* _TUGAS LATIHAN_
**a)** Tentukan apakah pernyataan (i), (ii), dan (iii) berikut sesuai dengan teks tentang dampak perubahan iklim. Jawab ya atau tidak untuk tiap pernyataan, lalu kutip kata-kata teks yang menjadi penentunya. (i) Kenaikan suhu laut akibat El-Nino dapat menyebabkan pemutihan terumbu karang. (ii) Pola migrasi ikan tetap sama meskipun suhu laut berubah. (iii) Perubahan iklim terutama mengancam perekonomian masyarakat yang bertumpu pada sumber daya alam laut dan perikanan.
**b)** Sebutkan semua hal yang menurut teks tentang dampak perubahan iklim akan menurun.

* _SUMBER_
····················
2)      Perubahan iklim yang dibawa oleh El-Nino akan menyebabkan kenaikan suhu panas laut, dan kenaikan suhu tersebut akan menyebabkan terjadinya pemutihan atau kerusakan terumbu karang yang dapat berakibat menurunnya kuantitas dan kualitas sumber daya hayati dan ekosistem terumbu karang, sehingga stock ikan akan menurun. Selain itu pola migrasi ikan juga akan berubah sebagai akibat perubahan suhu dan pola arus laut, sehingga keadaan stock jenis-jenis ikan tertentu akan berubah yang akan menyebabkan ketidakpastian yang tinggi.
3)      Perubahan iklim dengan segala akibatnya dan ketidakpastian berusaha di bidang penangkapan akan mengancam perekonomian masyarakat, terutama masyarakat yang ekonominya bertumpu pada sumber daya alam laut dan perikanan.
····················
* _MATERI YANG DISEDIAKAN_
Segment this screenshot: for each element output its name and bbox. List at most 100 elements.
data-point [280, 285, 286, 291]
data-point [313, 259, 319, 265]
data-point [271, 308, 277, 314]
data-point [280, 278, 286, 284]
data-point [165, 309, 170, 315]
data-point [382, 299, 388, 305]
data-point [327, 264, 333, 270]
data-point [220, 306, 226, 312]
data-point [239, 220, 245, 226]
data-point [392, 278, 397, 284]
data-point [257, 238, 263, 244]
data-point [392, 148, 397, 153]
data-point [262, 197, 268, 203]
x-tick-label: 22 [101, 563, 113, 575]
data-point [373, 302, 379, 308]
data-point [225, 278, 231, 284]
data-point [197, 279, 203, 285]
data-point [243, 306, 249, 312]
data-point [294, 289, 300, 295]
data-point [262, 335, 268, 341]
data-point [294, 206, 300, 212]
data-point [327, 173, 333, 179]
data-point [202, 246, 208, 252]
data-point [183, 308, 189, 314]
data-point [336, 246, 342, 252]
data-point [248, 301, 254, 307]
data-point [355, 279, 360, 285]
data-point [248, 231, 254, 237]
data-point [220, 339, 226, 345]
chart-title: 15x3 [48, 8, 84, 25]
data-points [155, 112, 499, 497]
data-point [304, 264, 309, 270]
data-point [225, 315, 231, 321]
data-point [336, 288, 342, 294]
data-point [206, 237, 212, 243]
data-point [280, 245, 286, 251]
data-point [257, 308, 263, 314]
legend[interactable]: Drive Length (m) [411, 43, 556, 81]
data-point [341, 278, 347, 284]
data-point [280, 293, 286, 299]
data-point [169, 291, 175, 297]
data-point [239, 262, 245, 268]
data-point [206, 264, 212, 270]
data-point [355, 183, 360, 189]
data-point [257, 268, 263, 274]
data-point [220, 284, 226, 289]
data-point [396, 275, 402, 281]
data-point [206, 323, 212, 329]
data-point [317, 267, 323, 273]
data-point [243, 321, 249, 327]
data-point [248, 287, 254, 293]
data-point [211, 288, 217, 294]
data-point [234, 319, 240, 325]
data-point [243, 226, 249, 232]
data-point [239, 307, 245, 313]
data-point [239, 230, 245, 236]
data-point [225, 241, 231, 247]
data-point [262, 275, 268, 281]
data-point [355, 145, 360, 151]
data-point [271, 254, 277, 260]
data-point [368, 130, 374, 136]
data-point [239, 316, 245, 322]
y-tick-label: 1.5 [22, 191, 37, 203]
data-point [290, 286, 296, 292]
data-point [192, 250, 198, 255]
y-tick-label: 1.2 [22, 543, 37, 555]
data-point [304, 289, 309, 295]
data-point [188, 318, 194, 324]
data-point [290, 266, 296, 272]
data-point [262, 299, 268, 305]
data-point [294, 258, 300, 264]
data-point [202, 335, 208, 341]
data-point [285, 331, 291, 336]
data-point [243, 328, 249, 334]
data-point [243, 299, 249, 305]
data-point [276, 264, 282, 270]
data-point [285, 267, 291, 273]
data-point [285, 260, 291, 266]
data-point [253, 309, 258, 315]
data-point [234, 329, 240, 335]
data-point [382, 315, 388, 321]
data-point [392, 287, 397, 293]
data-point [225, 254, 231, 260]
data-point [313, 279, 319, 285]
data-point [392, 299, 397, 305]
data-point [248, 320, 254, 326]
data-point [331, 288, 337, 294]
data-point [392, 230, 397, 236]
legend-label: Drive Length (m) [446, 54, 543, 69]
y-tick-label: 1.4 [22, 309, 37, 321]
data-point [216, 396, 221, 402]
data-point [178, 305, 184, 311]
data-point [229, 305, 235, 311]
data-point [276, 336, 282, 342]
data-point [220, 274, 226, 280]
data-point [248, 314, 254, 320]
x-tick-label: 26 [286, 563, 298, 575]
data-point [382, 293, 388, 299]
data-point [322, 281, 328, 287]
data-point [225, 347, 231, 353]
····················
* _JAWABAN BERURUTAN_
**a)**
(i) Ya: "kenaikan suhu tersebut akan menyebabkan terjadinya pemutihan atau kerusakan terumbu karang"
(ii) Tidak: "pola migrasi ikan juga akan berubah sebagai akibat perubahan suhu dan pola arus laut"
(iii) Ya: "terutama masyarakat yang ekonominya bertumpu pada sumber daya alam laut dan perikanan"

**b)**
1. Kuantitas sumber daya hayati dan ekosistem terumbu karang
2. Kualitas sumber daya hayati dan ekosistem terumbu karang
3. Stock ikan